Exercise prompt
Please look for the string "title" below and report every line in which it occurs.

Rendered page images
┄┄┄┄┄┄┄┄┄┄┄┄┄┄┄┄┄┄┄┄
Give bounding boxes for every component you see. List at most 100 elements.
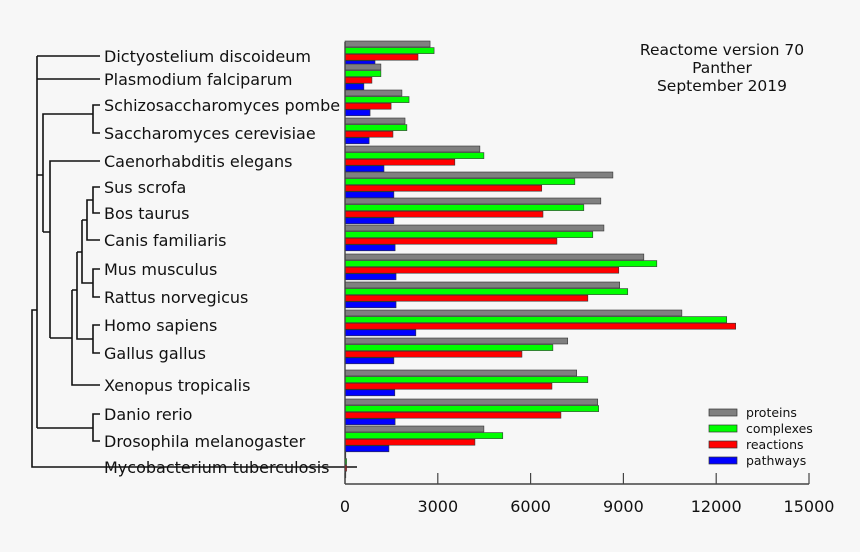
bar-reactions: [344, 350, 523, 358]
bar-pathways: [344, 83, 365, 91]
bar-proteins: [344, 281, 620, 289]
legend-label: reactions: [746, 437, 804, 452]
bar-complexes: [344, 178, 576, 185]
x-tick-label: 9000: [603, 497, 644, 516]
category-label: Plasmodium falciparum: [104, 70, 292, 89]
legend-swatch-pathways: [708, 456, 738, 465]
bar-complexes: [344, 344, 554, 351]
bar-proteins: [344, 253, 645, 261]
bar-proteins: [344, 425, 485, 433]
bar-complexes: [344, 231, 594, 238]
bar-reactions: [344, 322, 736, 330]
x-tick-label: 15000: [784, 497, 835, 516]
bar-reactions: [344, 53, 419, 61]
bar-pathways: [344, 301, 397, 309]
bar-complexes: [344, 260, 658, 267]
title-line: Reactome version 70: [640, 41, 804, 59]
dendrogram-branch: [50, 290, 100, 386]
bar-proteins: [344, 398, 599, 406]
category-label: Schizosaccharomyces pombe: [104, 96, 340, 115]
bar-reactions: [344, 102, 392, 110]
bar-complexes: [344, 316, 728, 323]
category-label: Saccharomyces cerevisiae: [104, 124, 316, 143]
x-tick-label: 12000: [691, 497, 742, 516]
bar-reactions: [344, 294, 589, 302]
title-line: September 2019: [657, 77, 787, 95]
bar-reactions: [344, 130, 394, 138]
x-axis: 0 3000 6000 9000 12000 15000: [340, 42, 835, 516]
category-label: Mus musculus: [104, 260, 217, 279]
bar-reactions: [344, 184, 543, 192]
bar-complexes: [344, 288, 629, 295]
legend-swatch-reactions: [708, 440, 738, 449]
bar-proteins: [344, 63, 382, 71]
category-label: Dictyostelium discoideum: [104, 47, 311, 66]
dendrogram-branch: [37, 104, 100, 232]
bar-reactions: [344, 266, 620, 274]
dendrogram-branch: [77, 220, 100, 298]
bar-proteins: [344, 145, 481, 153]
bar-proteins: [344, 309, 683, 317]
bar-pathways: [344, 191, 395, 199]
bar-proteins: [344, 171, 614, 179]
x-tick-label: 3000: [417, 497, 458, 516]
legend-label: complexes: [746, 421, 813, 436]
bar-pathways: [344, 137, 370, 145]
bar-pathways: [344, 389, 396, 397]
bar-complexes: [344, 152, 485, 159]
category-label: Canis familiaris: [104, 231, 227, 250]
bar-pathways: [344, 273, 397, 281]
bar-complexes: [344, 432, 504, 439]
x-tick-label: 6000: [510, 497, 551, 516]
dendrogram-branch: [82, 186, 100, 241]
bar-reactions: [344, 210, 544, 218]
bar-reactions: [344, 237, 558, 245]
dendrogram-branch: [72, 252, 100, 354]
bar-proteins: [344, 197, 602, 205]
bar-complexes: [344, 376, 589, 383]
bar-reactions: [344, 411, 562, 419]
bar-proteins: [344, 337, 569, 345]
category-label: Sus scrofa: [104, 178, 186, 197]
bar-pathways: [344, 418, 396, 426]
bar-reactions: [344, 76, 373, 84]
legend-label: pathways: [746, 453, 806, 468]
bar-proteins: [344, 224, 605, 232]
category-label: Xenopus tropicalis: [104, 376, 250, 395]
category-label: Caenorhabditis elegans: [104, 152, 292, 171]
dendrogram: [31, 55, 357, 468]
dendrogram-branch: [31, 309, 357, 468]
x-tick-label: 0: [340, 497, 350, 516]
bar-reactions: [344, 158, 456, 166]
bar-pathways: [344, 357, 395, 365]
bar-complexes: [344, 124, 408, 131]
category-label: Mycobacterium tuberculosis: [104, 458, 330, 477]
bar-reactions: [344, 438, 476, 446]
dendrogram-branch: [36, 55, 100, 428]
bar-pathways: [344, 109, 371, 117]
legend-swatch-proteins: [708, 408, 738, 417]
bar-pathways: [344, 445, 390, 453]
bar-proteins: [344, 369, 577, 377]
category-label: Gallus gallus: [104, 344, 206, 363]
category-label: Danio rerio: [104, 405, 192, 424]
category-label: Rattus norvegicus: [104, 288, 248, 307]
bar-complexes: [344, 96, 410, 103]
bar-pathways: [344, 165, 385, 173]
legend-label: proteins: [746, 405, 797, 420]
category-label: Homo sapiens: [104, 316, 217, 335]
bar-pathways: [344, 329, 417, 337]
dendrogram-branch: [43, 160, 100, 338]
bar-complexes: [344, 47, 435, 54]
bar-complexes: [344, 70, 382, 77]
bar-proteins: [344, 89, 403, 97]
category-label: Bos taurus: [104, 204, 189, 223]
bar-complexes: [344, 204, 585, 211]
title-line: Panther: [692, 59, 752, 77]
bar-reactions: [344, 382, 553, 390]
bar-pathways: [344, 244, 396, 252]
legend-swatch-complexes: [708, 424, 738, 433]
┄┄┄┄┄┄┄┄┄┄┄┄┄┄┄┄┄┄┄┄
Written reply
title-line: Reactome version 70: [640, 41, 804, 59]
title-line: September 2019: [657, 77, 787, 95]
title-line: Panther: [692, 59, 752, 77]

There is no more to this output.